* _Exercise instructions_
[a] In the passage on siloxane coatings, what can happen to certain siloxane chains when an impacting particle's kinetic energy is too high?
[b] Write the next part of the passage on siloxane coatings, picking up after its last sentence.

START Extract

As described above, a coating could dissipate the energy of a particle impact when formed from siloxane chains linked by tri- or tetrafunctional crosslinking agents. However, it is believed that if the kinetic energy of an impacting particle is too high, certain siloxane chains can be stretched and stressed so that they break.

With repeated high energy particle impacts, the coating would be degraded such that it would be worn away or no longer be effective in preventing the kinetic energy of a particle impact from being transmitted to the substrate. By increasing the density of crosslinks, e.g., by using lower molecular weight silanol chains and a greater concentration of crosslinking agent, the stress associated with a particle impact could be distributed over a larger number of siloxane chains, such that the impact energy threshold for substantial chain breakage would be increased. However, because the chains would be shorter, they could not stretch as far and the coating would be harder. Although a harder coating may be useful for certain applications, the harder coatings would be expected to transmit more vibrational energy associated with cavitation or particle impact to the substrate than a coating with a lower crosslinking density. The coating would be more brittle, and could be chipped off near to the surface. The coatmg could also impede flexing of a substrate, such as a helicopter rotor. By contrast, because the T-, Q-, or TQ-resins link together many siloxane chains at a single point, the stress associated with a particle impact is more effectively distributed from a given chain to many other chains than if tri- or tetrafunctional crosslinking agents were exclusively used. At the same time, because the silanol chains are not shortened, the coating is resilient, not brittle, and can effectively dissipate kinetic and vibrational energy so that the underlying substrate is not damaged.

END Extract
START Material shown

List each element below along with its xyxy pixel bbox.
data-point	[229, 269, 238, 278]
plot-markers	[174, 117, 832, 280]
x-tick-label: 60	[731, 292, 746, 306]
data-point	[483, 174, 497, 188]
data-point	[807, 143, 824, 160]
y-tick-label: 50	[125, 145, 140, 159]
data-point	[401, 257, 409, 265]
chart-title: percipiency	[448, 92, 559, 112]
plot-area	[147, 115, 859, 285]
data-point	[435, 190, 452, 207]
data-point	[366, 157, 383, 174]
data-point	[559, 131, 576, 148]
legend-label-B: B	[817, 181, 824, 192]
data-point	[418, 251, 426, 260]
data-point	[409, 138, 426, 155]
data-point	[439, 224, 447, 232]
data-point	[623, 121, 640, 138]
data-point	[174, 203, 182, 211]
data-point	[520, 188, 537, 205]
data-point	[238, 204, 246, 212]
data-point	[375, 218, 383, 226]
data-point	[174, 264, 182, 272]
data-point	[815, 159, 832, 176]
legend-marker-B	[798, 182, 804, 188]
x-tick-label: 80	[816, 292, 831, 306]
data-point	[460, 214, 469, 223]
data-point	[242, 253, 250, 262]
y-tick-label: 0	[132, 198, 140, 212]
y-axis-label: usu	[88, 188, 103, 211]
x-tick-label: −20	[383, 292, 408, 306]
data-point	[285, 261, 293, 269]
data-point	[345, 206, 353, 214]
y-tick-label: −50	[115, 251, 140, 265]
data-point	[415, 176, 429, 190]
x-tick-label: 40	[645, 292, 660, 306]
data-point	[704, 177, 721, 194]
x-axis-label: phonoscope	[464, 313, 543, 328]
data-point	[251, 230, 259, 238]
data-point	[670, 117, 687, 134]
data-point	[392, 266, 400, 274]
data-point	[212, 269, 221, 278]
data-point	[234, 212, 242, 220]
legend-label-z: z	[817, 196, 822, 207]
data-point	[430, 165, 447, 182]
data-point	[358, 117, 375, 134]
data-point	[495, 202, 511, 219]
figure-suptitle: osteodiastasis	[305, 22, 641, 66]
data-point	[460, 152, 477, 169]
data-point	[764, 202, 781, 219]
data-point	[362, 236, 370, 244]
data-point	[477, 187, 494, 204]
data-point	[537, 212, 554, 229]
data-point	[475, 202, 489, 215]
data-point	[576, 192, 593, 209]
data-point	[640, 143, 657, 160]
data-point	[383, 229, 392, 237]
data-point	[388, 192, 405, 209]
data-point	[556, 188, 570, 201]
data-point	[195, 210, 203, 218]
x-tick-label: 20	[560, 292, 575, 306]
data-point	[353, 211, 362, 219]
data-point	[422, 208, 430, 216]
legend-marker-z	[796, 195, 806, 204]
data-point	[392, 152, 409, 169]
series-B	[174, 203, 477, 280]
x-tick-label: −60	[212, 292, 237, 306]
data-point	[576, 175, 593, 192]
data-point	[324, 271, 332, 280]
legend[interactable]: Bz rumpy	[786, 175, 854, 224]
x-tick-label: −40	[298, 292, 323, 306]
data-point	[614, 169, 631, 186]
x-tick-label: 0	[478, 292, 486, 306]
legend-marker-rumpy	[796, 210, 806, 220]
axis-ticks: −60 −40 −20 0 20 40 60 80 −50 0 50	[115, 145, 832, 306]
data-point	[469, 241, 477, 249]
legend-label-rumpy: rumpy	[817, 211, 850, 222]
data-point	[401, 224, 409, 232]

END Material shown

* _Results by task_
[a] They can be stretched and stressed so that they break.

[b]
After the components of the composition are mixed, the initial set of reactions described above, for example, the formation of the T-, Q-, and TQ-resins described above, is believed to occur under dry conditions. However, bonding of individual siloxane chains with other siloxane chains or with T-, Q-, or TQ-resins under these dry conditions is believed not to occur substantially. After mixing of the components, the composition can be immediately applied to a substrate, or the composition can be stored under dry conditions for a waiting period to allow the initial set of reactions to proceed before application. The composition can be stored under dry conditions for an extended duration.

Upon exposure to moisture, for example, when the composition is applied to a substrate and exposed to the air, it is believed that the acetoxylated siloxane or alkoxylated siloxane chains bond with other siloxane chains, the acetoxylated or alkoxylated silanes, or the T-, Q-, or TQ-resins to form a crosslinked network. That is, upon exposure to moisture in the air, the composition cures to form a silicone coating. There is no need for artificially-generated heat to be applied in order to effect cure.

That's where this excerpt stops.